• [TASK GOAL]: Check each line of the material below for "申请人的意见", then copy the ones that contain it.

[Stored entries]
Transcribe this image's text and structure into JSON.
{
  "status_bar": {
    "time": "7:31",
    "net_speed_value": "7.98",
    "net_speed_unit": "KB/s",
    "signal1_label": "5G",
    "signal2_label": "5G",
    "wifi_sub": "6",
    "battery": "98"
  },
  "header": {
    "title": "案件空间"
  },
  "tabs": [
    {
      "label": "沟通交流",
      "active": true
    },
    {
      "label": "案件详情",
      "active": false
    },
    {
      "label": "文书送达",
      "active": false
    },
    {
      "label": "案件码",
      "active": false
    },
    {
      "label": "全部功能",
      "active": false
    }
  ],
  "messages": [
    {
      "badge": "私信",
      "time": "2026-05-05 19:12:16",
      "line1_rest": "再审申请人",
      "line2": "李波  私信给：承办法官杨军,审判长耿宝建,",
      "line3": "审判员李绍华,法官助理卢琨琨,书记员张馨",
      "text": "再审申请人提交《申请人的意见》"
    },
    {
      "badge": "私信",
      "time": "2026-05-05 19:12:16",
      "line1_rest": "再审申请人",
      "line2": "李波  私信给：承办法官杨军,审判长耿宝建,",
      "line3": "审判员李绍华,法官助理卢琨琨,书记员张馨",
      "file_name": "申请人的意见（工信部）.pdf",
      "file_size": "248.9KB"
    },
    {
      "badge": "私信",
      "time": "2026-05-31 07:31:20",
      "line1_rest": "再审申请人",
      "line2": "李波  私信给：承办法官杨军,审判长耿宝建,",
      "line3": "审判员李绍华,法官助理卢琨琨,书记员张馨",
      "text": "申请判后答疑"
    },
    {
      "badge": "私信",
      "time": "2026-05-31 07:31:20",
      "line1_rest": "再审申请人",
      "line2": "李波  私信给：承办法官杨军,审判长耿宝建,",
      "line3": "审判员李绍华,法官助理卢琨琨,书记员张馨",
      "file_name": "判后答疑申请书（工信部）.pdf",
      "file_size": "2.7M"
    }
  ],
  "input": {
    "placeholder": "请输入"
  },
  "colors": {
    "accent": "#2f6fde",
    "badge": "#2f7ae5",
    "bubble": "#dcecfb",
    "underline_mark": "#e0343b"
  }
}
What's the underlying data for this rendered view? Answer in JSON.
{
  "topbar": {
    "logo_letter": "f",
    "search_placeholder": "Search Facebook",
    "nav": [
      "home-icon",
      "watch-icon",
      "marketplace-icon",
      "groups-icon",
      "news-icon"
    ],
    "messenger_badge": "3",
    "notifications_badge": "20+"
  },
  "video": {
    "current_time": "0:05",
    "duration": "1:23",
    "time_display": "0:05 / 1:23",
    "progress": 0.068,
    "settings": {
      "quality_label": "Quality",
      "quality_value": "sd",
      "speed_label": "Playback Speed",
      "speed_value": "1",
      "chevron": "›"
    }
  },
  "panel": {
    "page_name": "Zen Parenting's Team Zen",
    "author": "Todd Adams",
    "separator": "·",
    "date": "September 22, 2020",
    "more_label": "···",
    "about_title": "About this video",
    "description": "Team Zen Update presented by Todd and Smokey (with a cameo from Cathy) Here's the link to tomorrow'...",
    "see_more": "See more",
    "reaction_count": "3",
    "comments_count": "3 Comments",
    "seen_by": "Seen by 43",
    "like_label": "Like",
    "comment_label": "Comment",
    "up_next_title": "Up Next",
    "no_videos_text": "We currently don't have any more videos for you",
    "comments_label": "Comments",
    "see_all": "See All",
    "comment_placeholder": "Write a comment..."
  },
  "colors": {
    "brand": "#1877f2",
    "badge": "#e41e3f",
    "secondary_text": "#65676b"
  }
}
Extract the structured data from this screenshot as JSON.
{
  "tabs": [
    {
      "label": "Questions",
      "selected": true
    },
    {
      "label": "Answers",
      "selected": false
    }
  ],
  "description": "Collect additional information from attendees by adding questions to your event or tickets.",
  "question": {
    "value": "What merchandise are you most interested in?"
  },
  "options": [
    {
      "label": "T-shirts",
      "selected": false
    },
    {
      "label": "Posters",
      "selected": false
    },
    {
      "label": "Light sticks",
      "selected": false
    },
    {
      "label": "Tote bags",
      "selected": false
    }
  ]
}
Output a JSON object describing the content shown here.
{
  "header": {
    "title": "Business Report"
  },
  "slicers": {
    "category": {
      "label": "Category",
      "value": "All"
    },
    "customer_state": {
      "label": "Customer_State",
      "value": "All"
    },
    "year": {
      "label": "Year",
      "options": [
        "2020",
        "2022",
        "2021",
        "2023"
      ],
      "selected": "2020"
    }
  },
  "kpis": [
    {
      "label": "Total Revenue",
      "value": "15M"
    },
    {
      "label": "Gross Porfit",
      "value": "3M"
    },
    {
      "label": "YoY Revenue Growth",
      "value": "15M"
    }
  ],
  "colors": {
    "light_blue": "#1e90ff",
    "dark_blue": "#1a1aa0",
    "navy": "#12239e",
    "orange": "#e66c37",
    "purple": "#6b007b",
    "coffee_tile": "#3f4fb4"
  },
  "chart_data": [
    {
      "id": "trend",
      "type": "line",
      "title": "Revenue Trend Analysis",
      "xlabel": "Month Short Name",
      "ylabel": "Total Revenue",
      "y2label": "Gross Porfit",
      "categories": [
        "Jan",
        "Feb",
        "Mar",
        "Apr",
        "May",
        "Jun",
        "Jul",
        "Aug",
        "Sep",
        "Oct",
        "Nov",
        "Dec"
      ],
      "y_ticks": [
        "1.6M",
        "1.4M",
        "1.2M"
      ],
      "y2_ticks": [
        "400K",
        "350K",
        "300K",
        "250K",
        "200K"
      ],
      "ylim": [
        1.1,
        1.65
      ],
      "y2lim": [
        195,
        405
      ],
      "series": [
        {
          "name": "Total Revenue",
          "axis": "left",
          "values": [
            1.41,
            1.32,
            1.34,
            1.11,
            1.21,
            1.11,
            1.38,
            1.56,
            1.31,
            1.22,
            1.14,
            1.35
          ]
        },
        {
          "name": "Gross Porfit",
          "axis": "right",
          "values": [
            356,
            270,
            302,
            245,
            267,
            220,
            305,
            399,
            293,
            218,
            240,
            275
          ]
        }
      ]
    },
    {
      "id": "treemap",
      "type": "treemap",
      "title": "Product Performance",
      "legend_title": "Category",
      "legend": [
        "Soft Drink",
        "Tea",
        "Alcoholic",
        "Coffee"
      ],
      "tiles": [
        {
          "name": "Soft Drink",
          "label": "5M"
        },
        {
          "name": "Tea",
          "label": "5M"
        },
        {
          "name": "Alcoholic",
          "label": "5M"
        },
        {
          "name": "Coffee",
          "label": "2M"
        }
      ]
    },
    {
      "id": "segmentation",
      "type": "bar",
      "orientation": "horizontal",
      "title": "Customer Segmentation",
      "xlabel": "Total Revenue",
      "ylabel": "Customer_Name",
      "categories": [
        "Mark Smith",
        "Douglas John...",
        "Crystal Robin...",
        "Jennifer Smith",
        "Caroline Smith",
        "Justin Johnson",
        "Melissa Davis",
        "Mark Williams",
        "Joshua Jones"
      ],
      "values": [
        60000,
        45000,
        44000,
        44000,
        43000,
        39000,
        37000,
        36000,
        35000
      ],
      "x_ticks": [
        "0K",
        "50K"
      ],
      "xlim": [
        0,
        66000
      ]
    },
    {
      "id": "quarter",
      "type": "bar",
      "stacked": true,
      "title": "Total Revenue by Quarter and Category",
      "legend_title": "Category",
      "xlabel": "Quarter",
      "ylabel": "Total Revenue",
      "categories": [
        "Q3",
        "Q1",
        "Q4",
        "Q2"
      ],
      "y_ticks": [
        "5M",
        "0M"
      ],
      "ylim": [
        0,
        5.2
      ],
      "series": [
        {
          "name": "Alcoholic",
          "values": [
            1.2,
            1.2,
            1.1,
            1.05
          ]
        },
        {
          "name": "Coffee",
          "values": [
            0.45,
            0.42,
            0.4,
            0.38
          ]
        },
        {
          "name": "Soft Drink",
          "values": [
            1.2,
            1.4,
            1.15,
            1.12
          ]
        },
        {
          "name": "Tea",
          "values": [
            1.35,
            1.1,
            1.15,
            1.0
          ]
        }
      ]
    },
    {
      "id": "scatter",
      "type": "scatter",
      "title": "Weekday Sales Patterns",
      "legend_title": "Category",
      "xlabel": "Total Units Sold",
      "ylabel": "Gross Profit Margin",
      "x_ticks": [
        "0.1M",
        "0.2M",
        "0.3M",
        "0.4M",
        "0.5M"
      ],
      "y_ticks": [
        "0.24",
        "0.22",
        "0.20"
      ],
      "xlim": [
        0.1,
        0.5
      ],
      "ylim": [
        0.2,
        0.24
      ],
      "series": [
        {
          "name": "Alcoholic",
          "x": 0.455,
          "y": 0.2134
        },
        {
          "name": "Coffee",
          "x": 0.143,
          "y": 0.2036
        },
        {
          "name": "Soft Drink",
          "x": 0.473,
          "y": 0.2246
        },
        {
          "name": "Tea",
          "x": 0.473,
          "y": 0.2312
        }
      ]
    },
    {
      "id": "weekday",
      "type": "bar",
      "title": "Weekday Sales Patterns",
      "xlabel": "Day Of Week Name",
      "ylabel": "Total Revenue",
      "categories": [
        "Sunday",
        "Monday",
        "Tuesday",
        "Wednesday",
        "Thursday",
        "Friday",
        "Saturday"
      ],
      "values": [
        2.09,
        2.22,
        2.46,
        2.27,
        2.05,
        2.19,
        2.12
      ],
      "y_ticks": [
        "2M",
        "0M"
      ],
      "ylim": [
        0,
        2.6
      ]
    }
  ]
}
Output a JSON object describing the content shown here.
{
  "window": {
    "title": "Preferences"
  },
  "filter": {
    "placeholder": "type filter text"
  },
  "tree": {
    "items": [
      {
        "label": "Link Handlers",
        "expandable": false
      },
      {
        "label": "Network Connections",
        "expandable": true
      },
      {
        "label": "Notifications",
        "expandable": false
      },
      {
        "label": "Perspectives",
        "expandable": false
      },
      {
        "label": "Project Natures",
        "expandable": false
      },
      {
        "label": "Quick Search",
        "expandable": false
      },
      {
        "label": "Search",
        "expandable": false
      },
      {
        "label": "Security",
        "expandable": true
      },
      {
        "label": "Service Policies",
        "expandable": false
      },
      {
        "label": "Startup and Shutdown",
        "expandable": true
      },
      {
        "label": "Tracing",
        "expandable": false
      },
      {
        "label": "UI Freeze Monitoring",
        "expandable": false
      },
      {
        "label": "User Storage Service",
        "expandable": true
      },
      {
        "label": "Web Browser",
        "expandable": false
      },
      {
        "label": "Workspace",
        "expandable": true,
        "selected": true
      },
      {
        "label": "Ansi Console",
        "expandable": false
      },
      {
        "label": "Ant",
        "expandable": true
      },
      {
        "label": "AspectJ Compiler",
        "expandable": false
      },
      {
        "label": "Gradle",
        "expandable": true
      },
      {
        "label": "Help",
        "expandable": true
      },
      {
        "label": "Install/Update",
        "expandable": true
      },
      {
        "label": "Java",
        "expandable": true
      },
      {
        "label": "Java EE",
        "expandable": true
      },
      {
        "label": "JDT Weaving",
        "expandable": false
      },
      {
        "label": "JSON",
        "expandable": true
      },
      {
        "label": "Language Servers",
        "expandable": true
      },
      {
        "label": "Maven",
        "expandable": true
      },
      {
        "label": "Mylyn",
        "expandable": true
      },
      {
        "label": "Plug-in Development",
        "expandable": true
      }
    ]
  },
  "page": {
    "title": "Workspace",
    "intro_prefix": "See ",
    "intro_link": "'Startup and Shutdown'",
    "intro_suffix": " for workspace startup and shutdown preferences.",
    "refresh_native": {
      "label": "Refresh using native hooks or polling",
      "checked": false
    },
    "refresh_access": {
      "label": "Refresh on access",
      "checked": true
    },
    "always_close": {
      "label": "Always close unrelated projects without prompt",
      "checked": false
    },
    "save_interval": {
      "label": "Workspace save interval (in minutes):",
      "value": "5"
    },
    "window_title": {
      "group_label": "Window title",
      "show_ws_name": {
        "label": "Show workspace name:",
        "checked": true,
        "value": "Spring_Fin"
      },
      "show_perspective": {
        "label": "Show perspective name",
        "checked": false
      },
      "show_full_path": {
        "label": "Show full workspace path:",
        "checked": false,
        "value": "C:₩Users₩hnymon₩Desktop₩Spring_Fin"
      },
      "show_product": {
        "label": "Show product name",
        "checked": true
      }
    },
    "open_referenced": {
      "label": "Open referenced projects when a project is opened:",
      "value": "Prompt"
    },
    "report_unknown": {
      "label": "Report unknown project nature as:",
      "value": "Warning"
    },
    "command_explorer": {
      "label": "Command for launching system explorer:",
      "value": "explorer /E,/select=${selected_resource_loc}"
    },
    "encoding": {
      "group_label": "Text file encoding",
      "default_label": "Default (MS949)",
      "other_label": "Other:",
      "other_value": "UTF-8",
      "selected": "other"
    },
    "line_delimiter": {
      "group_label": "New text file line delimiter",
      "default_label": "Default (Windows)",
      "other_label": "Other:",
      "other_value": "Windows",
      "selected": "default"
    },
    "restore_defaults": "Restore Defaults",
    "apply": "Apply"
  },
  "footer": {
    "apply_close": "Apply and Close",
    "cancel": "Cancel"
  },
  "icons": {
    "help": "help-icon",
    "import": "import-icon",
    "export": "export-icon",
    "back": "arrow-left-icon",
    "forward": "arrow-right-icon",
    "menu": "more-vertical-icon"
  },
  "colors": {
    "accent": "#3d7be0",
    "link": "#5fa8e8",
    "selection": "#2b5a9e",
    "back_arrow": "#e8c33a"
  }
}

• [OUTPUT OF THE TASK]:
      "text": "再审申请人提交《申请人的意见》"
      "file_name": "申请人的意见（工信部）.pdf",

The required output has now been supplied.